> [Description of the task] Starting with the first line of the records and going on through the line with "x-tick-label: 17k [208,208,216,213]", write those lines out again with "y-axis-tick" substituted for "y-tick-label" and nothing else changed. Give only those lines.

> [Provided records]
++++++

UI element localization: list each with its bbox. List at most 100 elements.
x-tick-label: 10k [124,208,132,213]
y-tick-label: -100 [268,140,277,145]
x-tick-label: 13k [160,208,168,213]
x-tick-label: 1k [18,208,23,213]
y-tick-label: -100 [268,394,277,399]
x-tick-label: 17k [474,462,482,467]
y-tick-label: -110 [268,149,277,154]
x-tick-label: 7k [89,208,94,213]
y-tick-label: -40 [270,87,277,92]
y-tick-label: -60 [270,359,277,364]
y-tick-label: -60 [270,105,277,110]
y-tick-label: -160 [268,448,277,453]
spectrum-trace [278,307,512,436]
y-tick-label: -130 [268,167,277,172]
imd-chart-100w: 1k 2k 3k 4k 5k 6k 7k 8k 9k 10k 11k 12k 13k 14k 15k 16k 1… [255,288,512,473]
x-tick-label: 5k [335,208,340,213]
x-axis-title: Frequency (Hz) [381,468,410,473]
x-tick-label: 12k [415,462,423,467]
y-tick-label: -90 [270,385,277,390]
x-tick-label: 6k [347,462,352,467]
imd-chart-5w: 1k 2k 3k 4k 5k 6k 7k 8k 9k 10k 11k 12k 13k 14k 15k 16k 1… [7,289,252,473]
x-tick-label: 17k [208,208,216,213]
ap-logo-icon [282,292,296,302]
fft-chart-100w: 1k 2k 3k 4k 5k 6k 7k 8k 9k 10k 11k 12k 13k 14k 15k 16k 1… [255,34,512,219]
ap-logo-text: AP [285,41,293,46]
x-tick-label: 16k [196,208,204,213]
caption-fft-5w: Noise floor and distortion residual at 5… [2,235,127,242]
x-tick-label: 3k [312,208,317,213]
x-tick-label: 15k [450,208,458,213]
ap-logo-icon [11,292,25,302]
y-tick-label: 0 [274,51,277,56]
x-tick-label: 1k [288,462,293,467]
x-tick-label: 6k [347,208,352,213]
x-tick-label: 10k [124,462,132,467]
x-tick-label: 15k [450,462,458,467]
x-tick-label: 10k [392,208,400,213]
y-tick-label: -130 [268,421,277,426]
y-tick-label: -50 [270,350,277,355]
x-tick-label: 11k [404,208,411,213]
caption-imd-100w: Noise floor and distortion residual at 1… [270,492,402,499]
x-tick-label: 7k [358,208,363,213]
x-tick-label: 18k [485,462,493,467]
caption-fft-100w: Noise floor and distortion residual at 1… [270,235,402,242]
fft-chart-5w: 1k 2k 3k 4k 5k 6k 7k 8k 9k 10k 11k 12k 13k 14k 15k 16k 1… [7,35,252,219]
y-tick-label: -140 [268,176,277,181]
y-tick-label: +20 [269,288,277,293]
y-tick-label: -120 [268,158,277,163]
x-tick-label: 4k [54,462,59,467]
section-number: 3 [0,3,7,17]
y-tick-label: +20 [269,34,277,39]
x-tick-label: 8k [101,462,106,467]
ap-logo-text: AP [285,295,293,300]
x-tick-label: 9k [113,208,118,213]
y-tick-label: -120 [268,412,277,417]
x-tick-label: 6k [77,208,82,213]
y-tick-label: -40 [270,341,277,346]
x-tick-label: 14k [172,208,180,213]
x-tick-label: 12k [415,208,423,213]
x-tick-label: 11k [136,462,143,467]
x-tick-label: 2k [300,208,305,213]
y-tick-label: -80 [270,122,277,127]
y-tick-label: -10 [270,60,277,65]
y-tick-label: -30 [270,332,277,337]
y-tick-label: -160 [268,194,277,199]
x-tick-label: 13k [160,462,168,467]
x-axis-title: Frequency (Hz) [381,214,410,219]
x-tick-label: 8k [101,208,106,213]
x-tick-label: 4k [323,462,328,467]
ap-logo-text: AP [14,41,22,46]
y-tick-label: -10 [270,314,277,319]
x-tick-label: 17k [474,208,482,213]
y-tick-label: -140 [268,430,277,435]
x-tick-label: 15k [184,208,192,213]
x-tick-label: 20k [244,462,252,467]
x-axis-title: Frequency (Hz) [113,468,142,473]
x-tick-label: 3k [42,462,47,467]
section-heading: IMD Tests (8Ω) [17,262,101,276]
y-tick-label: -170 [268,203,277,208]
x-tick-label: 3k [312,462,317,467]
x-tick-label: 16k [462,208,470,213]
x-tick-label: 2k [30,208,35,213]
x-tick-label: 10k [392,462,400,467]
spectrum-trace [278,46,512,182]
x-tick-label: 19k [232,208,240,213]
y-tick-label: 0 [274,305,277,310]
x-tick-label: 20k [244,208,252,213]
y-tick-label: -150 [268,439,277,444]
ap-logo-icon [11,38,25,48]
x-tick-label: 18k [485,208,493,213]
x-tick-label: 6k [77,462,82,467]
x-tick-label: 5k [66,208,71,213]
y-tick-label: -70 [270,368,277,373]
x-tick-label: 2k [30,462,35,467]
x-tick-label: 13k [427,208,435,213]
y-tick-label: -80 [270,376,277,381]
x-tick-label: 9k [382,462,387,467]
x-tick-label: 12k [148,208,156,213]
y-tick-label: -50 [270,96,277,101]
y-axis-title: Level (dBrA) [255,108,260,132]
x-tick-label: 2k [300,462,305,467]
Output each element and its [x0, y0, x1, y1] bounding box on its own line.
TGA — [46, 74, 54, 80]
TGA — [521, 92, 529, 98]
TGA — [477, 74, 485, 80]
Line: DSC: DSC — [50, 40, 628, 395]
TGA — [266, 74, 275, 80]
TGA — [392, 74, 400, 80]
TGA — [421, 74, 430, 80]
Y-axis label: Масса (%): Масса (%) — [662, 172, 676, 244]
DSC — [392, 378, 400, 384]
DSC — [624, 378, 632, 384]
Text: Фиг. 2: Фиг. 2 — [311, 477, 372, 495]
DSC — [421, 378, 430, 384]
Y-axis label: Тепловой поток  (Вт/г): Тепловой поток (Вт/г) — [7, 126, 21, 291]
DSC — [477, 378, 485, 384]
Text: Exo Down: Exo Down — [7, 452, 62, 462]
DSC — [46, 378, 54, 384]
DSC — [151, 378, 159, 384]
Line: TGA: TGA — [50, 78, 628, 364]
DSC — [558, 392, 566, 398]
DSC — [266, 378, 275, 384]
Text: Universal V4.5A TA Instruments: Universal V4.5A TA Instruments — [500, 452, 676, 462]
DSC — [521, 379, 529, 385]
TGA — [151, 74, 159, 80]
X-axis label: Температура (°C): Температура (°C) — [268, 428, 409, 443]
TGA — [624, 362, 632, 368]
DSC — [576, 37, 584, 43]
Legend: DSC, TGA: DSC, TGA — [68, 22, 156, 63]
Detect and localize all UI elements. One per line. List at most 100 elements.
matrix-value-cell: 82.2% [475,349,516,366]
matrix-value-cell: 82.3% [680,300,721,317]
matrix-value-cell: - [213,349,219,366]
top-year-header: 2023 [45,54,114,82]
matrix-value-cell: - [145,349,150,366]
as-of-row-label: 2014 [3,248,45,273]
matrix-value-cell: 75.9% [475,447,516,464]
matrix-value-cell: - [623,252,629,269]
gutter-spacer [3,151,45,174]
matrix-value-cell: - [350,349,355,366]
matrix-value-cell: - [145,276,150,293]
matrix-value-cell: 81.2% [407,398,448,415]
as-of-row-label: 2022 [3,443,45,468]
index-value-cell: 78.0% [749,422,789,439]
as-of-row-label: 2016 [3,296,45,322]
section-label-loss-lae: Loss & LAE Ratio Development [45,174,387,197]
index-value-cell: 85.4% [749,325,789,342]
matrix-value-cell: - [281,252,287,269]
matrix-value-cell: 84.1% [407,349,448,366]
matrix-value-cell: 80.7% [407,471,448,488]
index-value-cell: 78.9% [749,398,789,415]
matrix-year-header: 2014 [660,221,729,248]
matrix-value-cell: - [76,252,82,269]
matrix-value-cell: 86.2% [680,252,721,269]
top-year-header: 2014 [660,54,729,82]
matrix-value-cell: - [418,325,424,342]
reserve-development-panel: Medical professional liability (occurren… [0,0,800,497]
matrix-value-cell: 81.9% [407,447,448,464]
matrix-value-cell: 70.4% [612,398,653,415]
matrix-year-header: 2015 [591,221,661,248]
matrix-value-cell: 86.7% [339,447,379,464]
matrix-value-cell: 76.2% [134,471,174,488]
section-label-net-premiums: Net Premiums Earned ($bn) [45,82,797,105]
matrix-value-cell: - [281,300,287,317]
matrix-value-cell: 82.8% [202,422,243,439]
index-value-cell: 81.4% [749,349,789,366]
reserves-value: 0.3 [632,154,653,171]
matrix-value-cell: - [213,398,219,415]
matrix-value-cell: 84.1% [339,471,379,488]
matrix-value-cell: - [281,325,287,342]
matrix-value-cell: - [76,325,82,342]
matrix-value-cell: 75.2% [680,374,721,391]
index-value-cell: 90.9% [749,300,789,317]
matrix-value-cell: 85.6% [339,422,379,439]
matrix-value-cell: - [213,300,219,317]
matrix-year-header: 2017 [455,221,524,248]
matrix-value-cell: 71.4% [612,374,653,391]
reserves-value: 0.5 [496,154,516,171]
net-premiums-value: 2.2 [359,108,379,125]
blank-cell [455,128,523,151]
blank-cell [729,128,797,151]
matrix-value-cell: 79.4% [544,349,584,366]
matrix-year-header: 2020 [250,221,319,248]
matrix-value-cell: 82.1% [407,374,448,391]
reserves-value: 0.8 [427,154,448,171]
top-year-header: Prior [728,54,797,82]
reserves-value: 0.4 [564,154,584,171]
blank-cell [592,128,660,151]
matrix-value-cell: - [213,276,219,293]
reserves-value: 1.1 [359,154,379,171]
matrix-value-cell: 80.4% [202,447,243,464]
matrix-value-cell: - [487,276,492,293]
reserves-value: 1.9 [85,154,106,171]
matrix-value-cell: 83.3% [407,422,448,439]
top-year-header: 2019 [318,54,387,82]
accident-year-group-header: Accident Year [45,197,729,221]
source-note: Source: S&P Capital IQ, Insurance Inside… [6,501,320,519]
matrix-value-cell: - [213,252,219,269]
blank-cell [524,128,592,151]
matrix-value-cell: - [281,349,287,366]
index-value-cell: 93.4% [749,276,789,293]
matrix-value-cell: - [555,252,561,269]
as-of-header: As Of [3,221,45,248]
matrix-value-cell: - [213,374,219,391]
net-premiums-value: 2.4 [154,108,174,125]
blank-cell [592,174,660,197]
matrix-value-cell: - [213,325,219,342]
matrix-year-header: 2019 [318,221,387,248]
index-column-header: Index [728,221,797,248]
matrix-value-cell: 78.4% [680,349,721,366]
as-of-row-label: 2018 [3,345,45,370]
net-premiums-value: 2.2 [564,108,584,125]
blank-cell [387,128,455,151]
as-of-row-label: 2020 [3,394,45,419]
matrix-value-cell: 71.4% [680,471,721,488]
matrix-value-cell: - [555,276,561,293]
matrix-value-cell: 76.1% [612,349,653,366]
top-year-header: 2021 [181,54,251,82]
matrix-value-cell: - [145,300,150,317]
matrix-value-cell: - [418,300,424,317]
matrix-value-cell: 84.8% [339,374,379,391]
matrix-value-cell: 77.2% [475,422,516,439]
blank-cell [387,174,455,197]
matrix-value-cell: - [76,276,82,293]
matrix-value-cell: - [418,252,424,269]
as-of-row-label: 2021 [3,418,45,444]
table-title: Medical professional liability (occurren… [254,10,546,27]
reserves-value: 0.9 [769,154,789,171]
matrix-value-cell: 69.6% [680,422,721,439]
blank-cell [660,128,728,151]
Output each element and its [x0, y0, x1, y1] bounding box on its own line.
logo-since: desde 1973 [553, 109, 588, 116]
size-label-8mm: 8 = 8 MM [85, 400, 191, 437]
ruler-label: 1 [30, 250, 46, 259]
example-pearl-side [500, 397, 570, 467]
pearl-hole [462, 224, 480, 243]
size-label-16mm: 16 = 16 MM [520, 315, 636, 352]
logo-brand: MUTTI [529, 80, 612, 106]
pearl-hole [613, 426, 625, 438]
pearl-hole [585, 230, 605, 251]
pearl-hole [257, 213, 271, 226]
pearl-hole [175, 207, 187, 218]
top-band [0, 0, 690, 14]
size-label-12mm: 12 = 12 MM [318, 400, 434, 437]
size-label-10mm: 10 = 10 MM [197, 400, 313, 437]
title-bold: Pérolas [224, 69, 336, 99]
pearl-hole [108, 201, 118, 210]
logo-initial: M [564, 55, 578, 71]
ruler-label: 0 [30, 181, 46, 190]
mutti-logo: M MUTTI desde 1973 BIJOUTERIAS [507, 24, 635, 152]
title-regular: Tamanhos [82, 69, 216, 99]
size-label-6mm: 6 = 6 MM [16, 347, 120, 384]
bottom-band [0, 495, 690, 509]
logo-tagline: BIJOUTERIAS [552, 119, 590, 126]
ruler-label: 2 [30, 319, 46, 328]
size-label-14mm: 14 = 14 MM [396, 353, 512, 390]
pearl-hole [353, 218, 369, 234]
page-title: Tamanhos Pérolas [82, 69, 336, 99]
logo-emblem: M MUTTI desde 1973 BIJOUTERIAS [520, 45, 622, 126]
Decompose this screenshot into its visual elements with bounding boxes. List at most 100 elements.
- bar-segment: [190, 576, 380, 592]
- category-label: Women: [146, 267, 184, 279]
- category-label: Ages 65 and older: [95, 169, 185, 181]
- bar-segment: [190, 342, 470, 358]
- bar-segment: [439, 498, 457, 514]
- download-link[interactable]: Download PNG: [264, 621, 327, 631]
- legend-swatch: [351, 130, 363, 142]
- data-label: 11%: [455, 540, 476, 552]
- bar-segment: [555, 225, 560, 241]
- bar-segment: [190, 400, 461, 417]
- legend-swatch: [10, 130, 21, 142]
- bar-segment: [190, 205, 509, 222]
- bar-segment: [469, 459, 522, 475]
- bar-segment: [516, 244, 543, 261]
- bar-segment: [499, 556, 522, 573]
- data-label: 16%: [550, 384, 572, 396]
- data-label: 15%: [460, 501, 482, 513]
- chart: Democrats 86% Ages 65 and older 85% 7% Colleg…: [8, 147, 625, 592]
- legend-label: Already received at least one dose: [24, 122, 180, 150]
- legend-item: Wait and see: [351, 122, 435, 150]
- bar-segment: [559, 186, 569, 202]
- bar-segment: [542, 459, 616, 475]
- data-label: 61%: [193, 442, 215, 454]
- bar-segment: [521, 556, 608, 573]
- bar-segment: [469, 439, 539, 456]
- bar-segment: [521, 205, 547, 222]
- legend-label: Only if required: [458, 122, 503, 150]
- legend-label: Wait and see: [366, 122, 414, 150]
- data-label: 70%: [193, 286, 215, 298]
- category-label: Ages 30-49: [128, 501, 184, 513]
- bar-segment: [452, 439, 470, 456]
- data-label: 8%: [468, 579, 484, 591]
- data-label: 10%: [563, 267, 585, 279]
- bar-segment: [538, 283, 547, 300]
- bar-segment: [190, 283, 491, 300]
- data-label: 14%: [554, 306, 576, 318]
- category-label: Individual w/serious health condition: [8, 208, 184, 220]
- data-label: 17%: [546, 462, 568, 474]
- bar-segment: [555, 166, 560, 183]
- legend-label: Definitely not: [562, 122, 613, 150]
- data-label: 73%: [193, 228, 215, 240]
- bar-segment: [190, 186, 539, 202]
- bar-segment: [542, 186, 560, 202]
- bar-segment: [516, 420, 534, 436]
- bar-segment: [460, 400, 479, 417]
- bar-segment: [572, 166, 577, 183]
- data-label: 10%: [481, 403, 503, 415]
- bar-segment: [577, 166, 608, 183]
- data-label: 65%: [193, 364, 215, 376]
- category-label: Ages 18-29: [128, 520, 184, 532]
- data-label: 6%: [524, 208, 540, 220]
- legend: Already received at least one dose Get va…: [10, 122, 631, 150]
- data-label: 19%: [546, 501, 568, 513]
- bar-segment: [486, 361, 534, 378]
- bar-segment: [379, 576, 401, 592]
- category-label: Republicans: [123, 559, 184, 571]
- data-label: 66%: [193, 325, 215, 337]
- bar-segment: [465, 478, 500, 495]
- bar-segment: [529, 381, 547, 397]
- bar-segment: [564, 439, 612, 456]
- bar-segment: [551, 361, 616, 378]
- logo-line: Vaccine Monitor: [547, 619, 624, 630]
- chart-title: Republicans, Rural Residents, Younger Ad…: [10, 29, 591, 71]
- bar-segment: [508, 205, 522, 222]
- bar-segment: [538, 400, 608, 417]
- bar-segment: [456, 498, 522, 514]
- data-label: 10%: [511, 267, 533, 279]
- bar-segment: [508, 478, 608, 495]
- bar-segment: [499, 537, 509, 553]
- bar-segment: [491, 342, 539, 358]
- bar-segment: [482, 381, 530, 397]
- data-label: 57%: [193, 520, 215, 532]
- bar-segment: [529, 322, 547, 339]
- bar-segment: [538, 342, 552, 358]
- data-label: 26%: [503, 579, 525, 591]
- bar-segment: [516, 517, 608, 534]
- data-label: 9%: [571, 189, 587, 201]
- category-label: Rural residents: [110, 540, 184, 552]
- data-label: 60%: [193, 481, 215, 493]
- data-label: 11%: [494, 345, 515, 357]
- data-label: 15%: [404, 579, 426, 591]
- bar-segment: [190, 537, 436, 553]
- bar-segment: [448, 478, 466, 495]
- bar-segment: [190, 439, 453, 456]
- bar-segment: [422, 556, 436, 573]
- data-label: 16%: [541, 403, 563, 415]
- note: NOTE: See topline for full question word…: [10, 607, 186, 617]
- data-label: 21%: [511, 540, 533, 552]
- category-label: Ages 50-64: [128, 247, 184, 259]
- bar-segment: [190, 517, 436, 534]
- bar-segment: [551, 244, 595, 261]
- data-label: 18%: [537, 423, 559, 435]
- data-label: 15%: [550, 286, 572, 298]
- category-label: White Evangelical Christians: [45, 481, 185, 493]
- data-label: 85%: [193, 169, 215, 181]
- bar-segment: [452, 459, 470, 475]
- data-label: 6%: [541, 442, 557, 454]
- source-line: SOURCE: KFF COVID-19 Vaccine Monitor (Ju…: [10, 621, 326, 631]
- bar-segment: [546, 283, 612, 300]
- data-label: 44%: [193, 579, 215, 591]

++++++

> [Result below]
UI element localization: list each with its bbox. List at most 100 elements.
x-tick-label: 10k [124,208,132,213]
y-axis-tick: -100 [268,140,277,145]
x-tick-label: 13k [160,208,168,213]
x-tick-label: 1k [18,208,23,213]
y-axis-tick: -100 [268,394,277,399]
x-tick-label: 17k [474,462,482,467]
y-axis-tick: -110 [268,149,277,154]
x-tick-label: 7k [89,208,94,213]
y-axis-tick: -40 [270,87,277,92]
y-axis-tick: -60 [270,359,277,364]
y-axis-tick: -60 [270,105,277,110]
y-axis-tick: -160 [268,448,277,453]
spectrum-trace [278,307,512,436]
y-axis-tick: -130 [268,167,277,172]
imd-chart-100w: 1k 2k 3k 4k 5k 6k 7k 8k 9k 10k 11k 12k 13k 14k 15k 16k 1… [255,288,512,473]
x-tick-label: 5k [335,208,340,213]
x-axis-title: Frequency (Hz) [381,468,410,473]
x-tick-label: 12k [415,462,423,467]
y-axis-tick: -90 [270,385,277,390]
x-tick-label: 6k [347,462,352,467]
imd-chart-5w: 1k 2k 3k 4k 5k 6k 7k 8k 9k 10k 11k 12k 13k 14k 15k 16k 1… [7,289,252,473]
x-tick-label: 17k [208,208,216,213]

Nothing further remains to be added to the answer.